--- Records shown ---

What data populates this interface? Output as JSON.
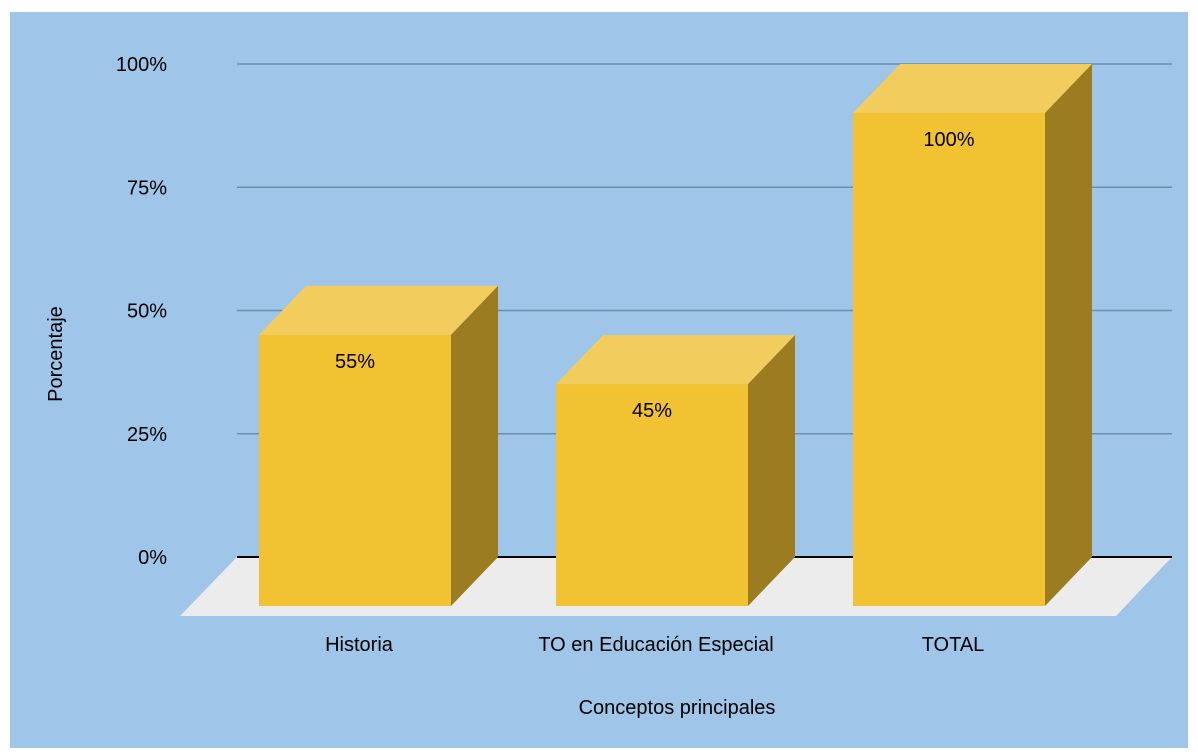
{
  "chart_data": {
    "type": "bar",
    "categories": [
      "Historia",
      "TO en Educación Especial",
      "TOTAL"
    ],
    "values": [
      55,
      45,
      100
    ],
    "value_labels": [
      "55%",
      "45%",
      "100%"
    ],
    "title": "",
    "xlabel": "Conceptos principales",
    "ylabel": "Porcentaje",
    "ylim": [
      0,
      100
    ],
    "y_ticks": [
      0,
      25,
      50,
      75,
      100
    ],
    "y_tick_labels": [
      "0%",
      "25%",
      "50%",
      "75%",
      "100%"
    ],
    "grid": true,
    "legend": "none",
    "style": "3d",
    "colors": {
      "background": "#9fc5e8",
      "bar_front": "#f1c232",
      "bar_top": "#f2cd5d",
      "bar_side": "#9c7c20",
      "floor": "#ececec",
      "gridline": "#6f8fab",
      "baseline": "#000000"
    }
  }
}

---
--- Records shown ---

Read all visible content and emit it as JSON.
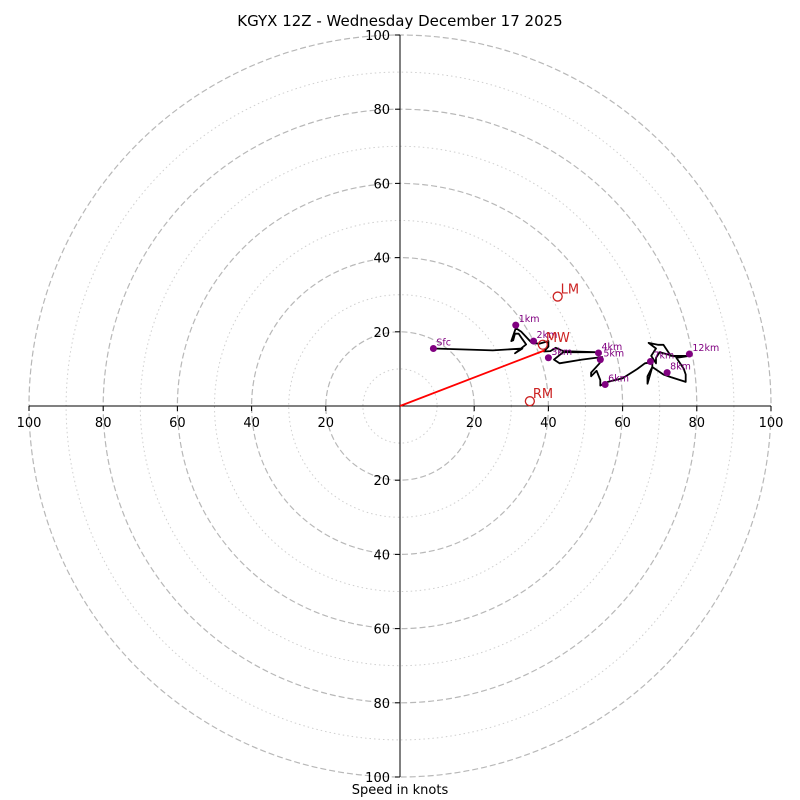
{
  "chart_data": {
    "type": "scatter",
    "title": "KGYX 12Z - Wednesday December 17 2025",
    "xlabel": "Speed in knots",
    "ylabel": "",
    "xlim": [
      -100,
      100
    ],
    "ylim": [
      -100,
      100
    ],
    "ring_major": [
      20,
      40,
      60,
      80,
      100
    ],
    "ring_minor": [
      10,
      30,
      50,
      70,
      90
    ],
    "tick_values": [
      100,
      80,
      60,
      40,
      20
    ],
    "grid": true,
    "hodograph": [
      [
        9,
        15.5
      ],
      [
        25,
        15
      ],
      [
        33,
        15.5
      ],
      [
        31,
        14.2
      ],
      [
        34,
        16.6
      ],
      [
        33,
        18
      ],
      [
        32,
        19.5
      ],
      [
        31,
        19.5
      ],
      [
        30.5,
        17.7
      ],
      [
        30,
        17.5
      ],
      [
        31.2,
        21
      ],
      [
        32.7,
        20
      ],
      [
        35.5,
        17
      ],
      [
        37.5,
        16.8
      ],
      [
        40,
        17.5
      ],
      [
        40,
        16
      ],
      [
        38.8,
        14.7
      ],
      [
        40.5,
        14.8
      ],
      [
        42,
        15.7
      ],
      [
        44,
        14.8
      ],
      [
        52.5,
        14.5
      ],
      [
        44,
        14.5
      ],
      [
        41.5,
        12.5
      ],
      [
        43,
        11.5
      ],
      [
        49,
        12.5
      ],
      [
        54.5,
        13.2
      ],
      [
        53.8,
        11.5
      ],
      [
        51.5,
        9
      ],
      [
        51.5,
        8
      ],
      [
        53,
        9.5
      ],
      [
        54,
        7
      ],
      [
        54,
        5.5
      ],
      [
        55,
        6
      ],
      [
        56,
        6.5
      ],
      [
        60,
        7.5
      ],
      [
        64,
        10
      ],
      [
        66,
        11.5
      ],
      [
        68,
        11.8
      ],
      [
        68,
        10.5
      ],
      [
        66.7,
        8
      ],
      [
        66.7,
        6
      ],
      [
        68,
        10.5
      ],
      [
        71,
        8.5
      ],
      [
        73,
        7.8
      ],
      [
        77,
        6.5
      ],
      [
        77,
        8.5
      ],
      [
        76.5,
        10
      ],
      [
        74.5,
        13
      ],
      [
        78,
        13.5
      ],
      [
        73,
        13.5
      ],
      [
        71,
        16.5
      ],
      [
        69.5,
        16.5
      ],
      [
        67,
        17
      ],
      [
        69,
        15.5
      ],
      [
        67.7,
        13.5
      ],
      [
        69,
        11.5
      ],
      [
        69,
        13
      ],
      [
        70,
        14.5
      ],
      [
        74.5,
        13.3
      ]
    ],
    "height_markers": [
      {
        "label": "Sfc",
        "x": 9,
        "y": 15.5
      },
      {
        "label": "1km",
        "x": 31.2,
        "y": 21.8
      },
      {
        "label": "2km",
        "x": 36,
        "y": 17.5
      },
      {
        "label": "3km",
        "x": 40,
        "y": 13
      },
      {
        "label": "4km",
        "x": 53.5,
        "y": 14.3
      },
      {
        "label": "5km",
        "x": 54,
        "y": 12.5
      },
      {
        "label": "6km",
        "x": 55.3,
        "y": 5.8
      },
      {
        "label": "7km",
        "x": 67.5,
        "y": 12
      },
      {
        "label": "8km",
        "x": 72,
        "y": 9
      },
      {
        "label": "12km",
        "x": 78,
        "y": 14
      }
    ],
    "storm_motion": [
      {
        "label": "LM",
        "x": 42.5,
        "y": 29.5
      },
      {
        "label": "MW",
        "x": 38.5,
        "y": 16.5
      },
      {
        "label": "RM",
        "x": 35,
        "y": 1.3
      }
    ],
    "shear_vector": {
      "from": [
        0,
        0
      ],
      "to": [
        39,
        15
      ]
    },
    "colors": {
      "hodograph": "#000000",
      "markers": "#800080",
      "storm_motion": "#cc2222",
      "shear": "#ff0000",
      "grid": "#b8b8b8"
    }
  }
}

---

Your objective: Copy out every line of the listing that contains the string "JSON".

Output below:
What data populates this interface? Output as JSON.
Read all visible content and emit it as JSON.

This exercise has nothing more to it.